Given exercise:
Go through the records underneath and write each one out again exactly.

Excerpts from a figure dataset:

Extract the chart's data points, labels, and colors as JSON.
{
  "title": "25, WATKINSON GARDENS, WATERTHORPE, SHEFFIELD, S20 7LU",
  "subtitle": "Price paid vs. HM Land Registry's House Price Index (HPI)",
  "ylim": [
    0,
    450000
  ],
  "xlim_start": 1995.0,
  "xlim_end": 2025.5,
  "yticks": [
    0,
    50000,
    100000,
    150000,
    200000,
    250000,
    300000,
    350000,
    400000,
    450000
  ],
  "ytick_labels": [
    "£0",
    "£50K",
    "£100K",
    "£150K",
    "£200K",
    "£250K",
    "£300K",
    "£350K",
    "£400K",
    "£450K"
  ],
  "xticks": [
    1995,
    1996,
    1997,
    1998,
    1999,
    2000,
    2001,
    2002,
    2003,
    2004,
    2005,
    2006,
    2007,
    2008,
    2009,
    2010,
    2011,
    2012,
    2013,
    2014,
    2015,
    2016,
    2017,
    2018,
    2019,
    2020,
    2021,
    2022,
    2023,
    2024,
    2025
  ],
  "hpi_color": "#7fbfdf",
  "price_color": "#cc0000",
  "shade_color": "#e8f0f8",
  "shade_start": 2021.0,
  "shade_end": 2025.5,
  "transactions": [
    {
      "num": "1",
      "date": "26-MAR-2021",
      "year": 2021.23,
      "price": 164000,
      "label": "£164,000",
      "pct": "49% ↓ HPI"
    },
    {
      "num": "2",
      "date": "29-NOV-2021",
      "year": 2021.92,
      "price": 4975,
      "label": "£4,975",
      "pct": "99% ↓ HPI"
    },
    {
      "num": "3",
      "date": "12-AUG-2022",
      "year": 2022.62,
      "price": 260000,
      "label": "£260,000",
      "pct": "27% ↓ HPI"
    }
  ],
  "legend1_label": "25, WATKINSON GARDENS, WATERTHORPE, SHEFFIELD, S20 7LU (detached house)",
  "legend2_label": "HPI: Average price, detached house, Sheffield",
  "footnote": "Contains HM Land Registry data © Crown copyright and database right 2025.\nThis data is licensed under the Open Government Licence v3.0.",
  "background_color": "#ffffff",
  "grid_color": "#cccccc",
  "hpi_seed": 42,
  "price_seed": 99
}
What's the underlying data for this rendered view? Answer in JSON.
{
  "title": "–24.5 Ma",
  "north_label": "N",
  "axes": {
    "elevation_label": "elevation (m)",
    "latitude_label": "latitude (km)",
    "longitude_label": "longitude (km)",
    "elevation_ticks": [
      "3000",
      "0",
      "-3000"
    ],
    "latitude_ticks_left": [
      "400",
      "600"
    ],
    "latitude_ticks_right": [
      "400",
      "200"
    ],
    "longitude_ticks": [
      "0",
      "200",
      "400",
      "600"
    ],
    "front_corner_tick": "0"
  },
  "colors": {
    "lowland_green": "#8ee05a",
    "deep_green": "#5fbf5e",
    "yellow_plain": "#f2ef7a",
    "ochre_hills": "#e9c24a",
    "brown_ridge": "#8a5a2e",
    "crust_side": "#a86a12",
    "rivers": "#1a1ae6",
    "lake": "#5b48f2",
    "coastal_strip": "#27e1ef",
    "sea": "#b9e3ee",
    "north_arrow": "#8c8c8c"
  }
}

Written solution:
Extract the chart's data points, labels, and colors as JSON.
{
  "title": "25, WATKINSON GARDENS, WATERTHORPE, SHEFFIELD, S20 7LU",
  "subtitle": "Price paid vs. HM Land Registry's House Price Index (HPI)",
  "ylim": [
    0,
    450000
  ],
  "xlim_start": 1995.0,
  "xlim_end": 2025.5,
  "yticks": [
    0,
    50000,
    100000,
    150000,
    200000,
    250000,
    300000,
    350000,
    400000,
    450000
  ],
  "ytick_labels": [
    "£0",
    "£50K",
    "£100K",
    "£150K",
    "£200K",
    "£250K",
    "£300K",
    "£350K",
    "£400K",
    "£450K"
  ],
  "xticks": [
    1995,
    1996,
    1997,
    1998,
    1999,
    2000,
    2001,
    2002,
    2003,
    2004,
    2005,
    2006,
    2007,
    2008,
    2009,
    2010,
    2011,
    2012,
    2013,
    2014,
    2015,
    2016,
    2017,
    2018,
    2019,
    2020,
    2021,
    2022,
    2023,
    2024,
    2025
  ],
  "hpi_color": "#7fbfdf",
  "price_color": "#cc0000",
  "shade_color": "#e8f0f8",
  "shade_start": 2021.0,
  "shade_end": 2025.5,
  "transactions": [
    {
      "num": "1",
      "date": "26-MAR-2021",
      "year": 2021.23,
      "price": 164000,
      "label": "£164,000",
      "pct": "49% ↓ HPI"
    },
    {
      "num": "2",
      "date": "29-NOV-2021",
      "year": 2021.92,
      "price": 4975,
      "label": "£4,975",
      "pct": "99% ↓ HPI"
    },
    {
      "num": "3",
      "date": "12-AUG-2022",
      "year": 2022.62,
      "price": 260000,
      "label": "£260,000",
      "pct": "27% ↓ HPI"
    }
  ],
  "legend1_label": "25, WATKINSON GARDENS, WATERTHORPE, SHEFFIELD, S20 7LU (detached house)",
  "legend2_label": "HPI: Average price, detached house, Sheffield",
  "footnote": "Contains HM Land Registry data © Crown copyright and database right 2025.\nThis data is licensed under the Open Government Licence v3.0.",
  "background_color": "#ffffff",
  "grid_color": "#cccccc",
  "hpi_seed": 42,
  "price_seed": 99
}
What's the underlying data for this rendered view? Answer in JSON.
{
  "title": "–24.5 Ma",
  "north_label": "N",
  "axes": {
    "elevation_label": "elevation (m)",
    "latitude_label": "latitude (km)",
    "longitude_label": "longitude (km)",
    "elevation_ticks": [
      "3000",
      "0",
      "-3000"
    ],
    "latitude_ticks_left": [
      "400",
      "600"
    ],
    "latitude_ticks_right": [
      "400",
      "200"
    ],
    "longitude_ticks": [
      "0",
      "200",
      "400",
      "600"
    ],
    "front_corner_tick": "0"
  },
  "colors": {
    "lowland_green": "#8ee05a",
    "deep_green": "#5fbf5e",
    "yellow_plain": "#f2ef7a",
    "ochre_hills": "#e9c24a",
    "brown_ridge": "#8a5a2e",
    "crust_side": "#a86a12",
    "rivers": "#1a1ae6",
    "lake": "#5b48f2",
    "coastal_strip": "#27e1ef",
    "sea": "#b9e3ee",
    "north_arrow": "#8c8c8c"
  }
}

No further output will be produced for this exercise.